:: Aim of the exercise ::
Reproduce the records below exactly as given.

:: Given records ::
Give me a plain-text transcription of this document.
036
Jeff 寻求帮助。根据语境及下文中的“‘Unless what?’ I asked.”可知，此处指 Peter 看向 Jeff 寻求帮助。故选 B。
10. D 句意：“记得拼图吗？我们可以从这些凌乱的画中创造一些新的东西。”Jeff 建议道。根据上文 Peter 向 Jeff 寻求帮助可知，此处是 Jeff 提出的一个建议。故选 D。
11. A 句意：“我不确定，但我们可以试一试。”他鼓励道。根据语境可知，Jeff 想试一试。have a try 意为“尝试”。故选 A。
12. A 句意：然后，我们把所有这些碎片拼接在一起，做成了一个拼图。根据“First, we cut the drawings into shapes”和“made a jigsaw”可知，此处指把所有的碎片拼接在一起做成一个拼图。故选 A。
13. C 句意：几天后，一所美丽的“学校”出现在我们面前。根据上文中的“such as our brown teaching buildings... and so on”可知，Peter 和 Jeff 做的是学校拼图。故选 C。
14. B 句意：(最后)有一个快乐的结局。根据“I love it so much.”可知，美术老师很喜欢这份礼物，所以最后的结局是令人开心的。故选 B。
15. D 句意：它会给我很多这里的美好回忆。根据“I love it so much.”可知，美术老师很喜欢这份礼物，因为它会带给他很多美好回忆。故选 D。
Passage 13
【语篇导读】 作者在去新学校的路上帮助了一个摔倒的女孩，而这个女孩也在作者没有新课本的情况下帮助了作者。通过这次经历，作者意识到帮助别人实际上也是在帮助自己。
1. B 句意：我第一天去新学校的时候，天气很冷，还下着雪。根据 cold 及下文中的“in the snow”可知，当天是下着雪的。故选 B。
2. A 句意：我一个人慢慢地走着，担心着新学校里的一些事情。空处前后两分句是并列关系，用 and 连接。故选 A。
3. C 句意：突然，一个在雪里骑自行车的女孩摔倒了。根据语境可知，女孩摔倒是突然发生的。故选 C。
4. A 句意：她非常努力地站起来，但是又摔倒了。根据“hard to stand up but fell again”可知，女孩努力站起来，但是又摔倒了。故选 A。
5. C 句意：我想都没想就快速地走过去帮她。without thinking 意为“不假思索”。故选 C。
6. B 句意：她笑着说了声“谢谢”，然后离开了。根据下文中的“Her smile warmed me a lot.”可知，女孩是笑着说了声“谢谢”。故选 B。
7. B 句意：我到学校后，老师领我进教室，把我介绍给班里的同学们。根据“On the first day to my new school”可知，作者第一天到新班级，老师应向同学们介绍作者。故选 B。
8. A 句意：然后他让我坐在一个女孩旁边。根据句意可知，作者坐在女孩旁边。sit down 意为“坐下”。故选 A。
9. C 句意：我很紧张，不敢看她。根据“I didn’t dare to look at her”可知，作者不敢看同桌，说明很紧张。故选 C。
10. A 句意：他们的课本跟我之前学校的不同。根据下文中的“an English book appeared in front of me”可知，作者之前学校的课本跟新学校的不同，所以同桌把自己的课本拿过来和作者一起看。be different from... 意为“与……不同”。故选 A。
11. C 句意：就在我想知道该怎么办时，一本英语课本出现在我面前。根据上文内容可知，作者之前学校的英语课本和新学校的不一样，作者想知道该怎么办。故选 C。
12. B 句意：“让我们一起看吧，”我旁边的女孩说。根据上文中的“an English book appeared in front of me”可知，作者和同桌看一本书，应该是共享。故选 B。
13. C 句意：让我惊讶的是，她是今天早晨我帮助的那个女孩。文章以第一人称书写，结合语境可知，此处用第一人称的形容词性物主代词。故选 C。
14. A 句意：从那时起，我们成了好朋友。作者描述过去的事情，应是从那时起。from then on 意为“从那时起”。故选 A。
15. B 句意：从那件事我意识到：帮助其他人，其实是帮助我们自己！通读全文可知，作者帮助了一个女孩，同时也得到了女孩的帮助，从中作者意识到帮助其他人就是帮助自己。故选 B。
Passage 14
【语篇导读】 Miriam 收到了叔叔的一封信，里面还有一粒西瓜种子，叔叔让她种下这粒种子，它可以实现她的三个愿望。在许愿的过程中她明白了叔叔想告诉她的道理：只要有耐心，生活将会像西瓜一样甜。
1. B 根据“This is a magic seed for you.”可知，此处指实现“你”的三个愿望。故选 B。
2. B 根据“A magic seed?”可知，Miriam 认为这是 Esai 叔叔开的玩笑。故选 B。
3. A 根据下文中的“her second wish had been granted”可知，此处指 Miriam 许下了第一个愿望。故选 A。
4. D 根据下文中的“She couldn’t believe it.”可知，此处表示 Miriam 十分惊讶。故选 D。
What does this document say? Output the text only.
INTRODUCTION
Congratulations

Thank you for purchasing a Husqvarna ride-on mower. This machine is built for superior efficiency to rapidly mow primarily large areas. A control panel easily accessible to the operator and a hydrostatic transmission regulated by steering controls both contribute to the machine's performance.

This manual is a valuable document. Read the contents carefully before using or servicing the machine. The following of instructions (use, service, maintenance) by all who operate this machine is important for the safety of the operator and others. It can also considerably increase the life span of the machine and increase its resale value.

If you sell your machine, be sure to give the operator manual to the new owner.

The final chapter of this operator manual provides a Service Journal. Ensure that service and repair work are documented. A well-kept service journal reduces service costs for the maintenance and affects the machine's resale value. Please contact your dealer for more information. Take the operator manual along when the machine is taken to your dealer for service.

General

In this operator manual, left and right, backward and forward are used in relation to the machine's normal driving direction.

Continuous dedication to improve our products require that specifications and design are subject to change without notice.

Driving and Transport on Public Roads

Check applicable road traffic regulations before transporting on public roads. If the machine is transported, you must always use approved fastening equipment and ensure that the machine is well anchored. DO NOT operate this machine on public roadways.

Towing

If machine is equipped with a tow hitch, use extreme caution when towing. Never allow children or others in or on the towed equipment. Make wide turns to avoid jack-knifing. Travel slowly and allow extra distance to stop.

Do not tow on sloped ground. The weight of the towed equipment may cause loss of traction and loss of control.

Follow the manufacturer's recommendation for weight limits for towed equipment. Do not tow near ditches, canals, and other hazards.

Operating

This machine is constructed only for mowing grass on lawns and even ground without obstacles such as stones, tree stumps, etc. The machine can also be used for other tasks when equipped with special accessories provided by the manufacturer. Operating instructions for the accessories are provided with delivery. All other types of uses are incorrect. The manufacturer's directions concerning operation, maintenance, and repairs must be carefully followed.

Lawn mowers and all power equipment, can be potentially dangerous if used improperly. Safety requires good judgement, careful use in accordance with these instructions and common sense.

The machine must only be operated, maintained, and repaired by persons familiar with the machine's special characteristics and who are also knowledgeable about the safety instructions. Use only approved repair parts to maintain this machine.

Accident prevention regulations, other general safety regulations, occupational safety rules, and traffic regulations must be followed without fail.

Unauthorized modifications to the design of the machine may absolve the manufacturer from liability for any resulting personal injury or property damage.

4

:: Result of this task ::
Give me a plain-text transcription of this document.
036
Jeff 寻求帮助。根据语境及下文中的“‘Unless what?’ I asked.”可知，此处指 Peter 看向 Jeff 寻求帮助。故选 B。
10. D 句意：“记得拼图吗？我们可以从这些凌乱的画中创造一些新的东西。”Jeff 建议道。根据上文 Peter 向 Jeff 寻求帮助可知，此处是 Jeff 提出的一个建议。故选 D。
11. A 句意：“我不确定，但我们可以试一试。”他鼓励道。根据语境可知，Jeff 想试一试。have a try 意为“尝试”。故选 A。
12. A 句意：然后，我们把所有这些碎片拼接在一起，做成了一个拼图。根据“First, we cut the drawings into shapes”和“made a jigsaw”可知，此处指把所有的碎片拼接在一起做成一个拼图。故选 A。
13. C 句意：几天后，一所美丽的“学校”出现在我们面前。根据上文中的“such as our brown teaching buildings... and so on”可知，Peter 和 Jeff 做的是学校拼图。故选 C。
14. B 句意：(最后)有一个快乐的结局。根据“I love it so much.”可知，美术老师很喜欢这份礼物，所以最后的结局是令人开心的。故选 B。
15. D 句意：它会给我很多这里的美好回忆。根据“I love it so much.”可知，美术老师很喜欢这份礼物，因为它会带给他很多美好回忆。故选 D。
Passage 13
【语篇导读】 作者在去新学校的路上帮助了一个摔倒的女孩，而这个女孩也在作者没有新课本的情况下帮助了作者。通过这次经历，作者意识到帮助别人实际上也是在帮助自己。
1. B 句意：我第一天去新学校的时候，天气很冷，还下着雪。根据 cold 及下文中的“in the snow”可知，当天是下着雪的。故选 B。
2. A 句意：我一个人慢慢地走着，担心着新学校里的一些事情。空处前后两分句是并列关系，用 and 连接。故选 A。
3. C 句意：突然，一个在雪里骑自行车的女孩摔倒了。根据语境可知，女孩摔倒是突然发生的。故选 C。
4. A 句意：她非常努力地站起来，但是又摔倒了。根据“hard to stand up but fell again”可知，女孩努力站起来，但是又摔倒了。故选 A。
5. C 句意：我想都没想就快速地走过去帮她。without thinking 意为“不假思索”。故选 C。
6. B 句意：她笑着说了声“谢谢”，然后离开了。根据下文中的“Her smile warmed me a lot.”可知，女孩是笑着说了声“谢谢”。故选 B。
7. B 句意：我到学校后，老师领我进教室，把我介绍给班里的同学们。根据“On the first day to my new school”可知，作者第一天到新班级，老师应向同学们介绍作者。故选 B。
8. A 句意：然后他让我坐在一个女孩旁边。根据句意可知，作者坐在女孩旁边。sit down 意为“坐下”。故选 A。
9. C 句意：我很紧张，不敢看她。根据“I didn’t dare to look at her”可知，作者不敢看同桌，说明很紧张。故选 C。
10. A 句意：他们的课本跟我之前学校的不同。根据下文中的“an English book appeared in front of me”可知，作者之前学校的课本跟新学校的不同，所以同桌把自己的课本拿过来和作者一起看。be different from... 意为“与……不同”。故选 A。
11. C 句意：就在我想知道该怎么办时，一本英语课本出现在我面前。根据上文内容可知，作者之前学校的英语课本和新学校的不一样，作者想知道该怎么办。故选 C。
12. B 句意：“让我们一起看吧，”我旁边的女孩说。根据上文中的“an English book appeared in front of me”可知，作者和同桌看一本书，应该是共享。故选 B。
13. C 句意：让我惊讶的是，她是今天早晨我帮助的那个女孩。文章以第一人称书写，结合语境可知，此处用第一人称的形容词性物主代词。故选 C。
14. A 句意：从那时起，我们成了好朋友。作者描述过去的事情，应是从那时起。from then on 意为“从那时起”。故选 A。
15. B 句意：从那件事我意识到：帮助其他人，其实是帮助我们自己！通读全文可知，作者帮助了一个女孩，同时也得到了女孩的帮助，从中作者意识到帮助其他人就是帮助自己。故选 B。
Passage 14
【语篇导读】 Miriam 收到了叔叔的一封信，里面还有一粒西瓜种子，叔叔让她种下这粒种子，它可以实现她的三个愿望。在许愿的过程中她明白了叔叔想告诉她的道理：只要有耐心，生活将会像西瓜一样甜。
1. B 根据“This is a magic seed for you.”可知，此处指实现“你”的三个愿望。故选 B。
2. B 根据“A magic seed?”可知，Miriam 认为这是 Esai 叔叔开的玩笑。故选 B。
3. A 根据下文中的“her second wish had been granted”可知，此处指 Miriam 许下了第一个愿望。故选 A。
4. D 根据下文中的“She couldn’t believe it.”可知，此处表示 Miriam 十分惊讶。故选 D。
What does this document say? Output the text only.
INTRODUCTION
Congratulations

Thank you for purchasing a Husqvarna ride-on mower. This machine is built for superior efficiency to rapidly mow primarily large areas. A control panel easily accessible to the operator and a hydrostatic transmission regulated by steering controls both contribute to the machine's performance.

This manual is a valuable document. Read the contents carefully before using or servicing the machine. The following of instructions (use, service, maintenance) by all who operate this machine is important for the safety of the operator and others. It can also considerably increase the life span of the machine and increase its resale value.

If you sell your machine, be sure to give the operator manual to the new owner.

The final chapter of this operator manual provides a Service Journal. Ensure that service and repair work are documented. A well-kept service journal reduces service costs for the maintenance and affects the machine's resale value. Please contact your dealer for more information. Take the operator manual along when the machine is taken to your dealer for service.

General

In this operator manual, left and right, backward and forward are used in relation to the machine's normal driving direction.

Continuous dedication to improve our products require that specifications and design are subject to change without notice.

Driving and Transport on Public Roads

Check applicable road traffic regulations before transporting on public roads. If the machine is transported, you must always use approved fastening equipment and ensure that the machine is well anchored. DO NOT operate this machine on public roadways.

Towing

If machine is equipped with a tow hitch, use extreme caution when towing. Never allow children or others in or on the towed equipment. Make wide turns to avoid jack-knifing. Travel slowly and allow extra distance to stop.

Do not tow on sloped ground. The weight of the towed equipment may cause loss of traction and loss of control.

Follow the manufacturer's recommendation for weight limits for towed equipment. Do not tow near ditches, canals, and other hazards.

Operating

This machine is constructed only for mowing grass on lawns and even ground without obstacles such as stones, tree stumps, etc. The machine can also be used for other tasks when equipped with special accessories provided by the manufacturer. Operating instructions for the accessories are provided with delivery. All other types of uses are incorrect. The manufacturer's directions concerning operation, maintenance, and repairs must be carefully followed.

Lawn mowers and all power equipment, can be potentially dangerous if used improperly. Safety requires good judgement, careful use in accordance with these instructions and common sense.

The machine must only be operated, maintained, and repaired by persons familiar with the machine's special characteristics and who are also knowledgeable about the safety instructions. Use only approved repair parts to maintain this machine.

Accident prevention regulations, other general safety regulations, occupational safety rules, and traffic regulations must be followed without fail.

Unauthorized modifications to the design of the machine may absolve the manufacturer from liability for any resulting personal injury or property damage.

4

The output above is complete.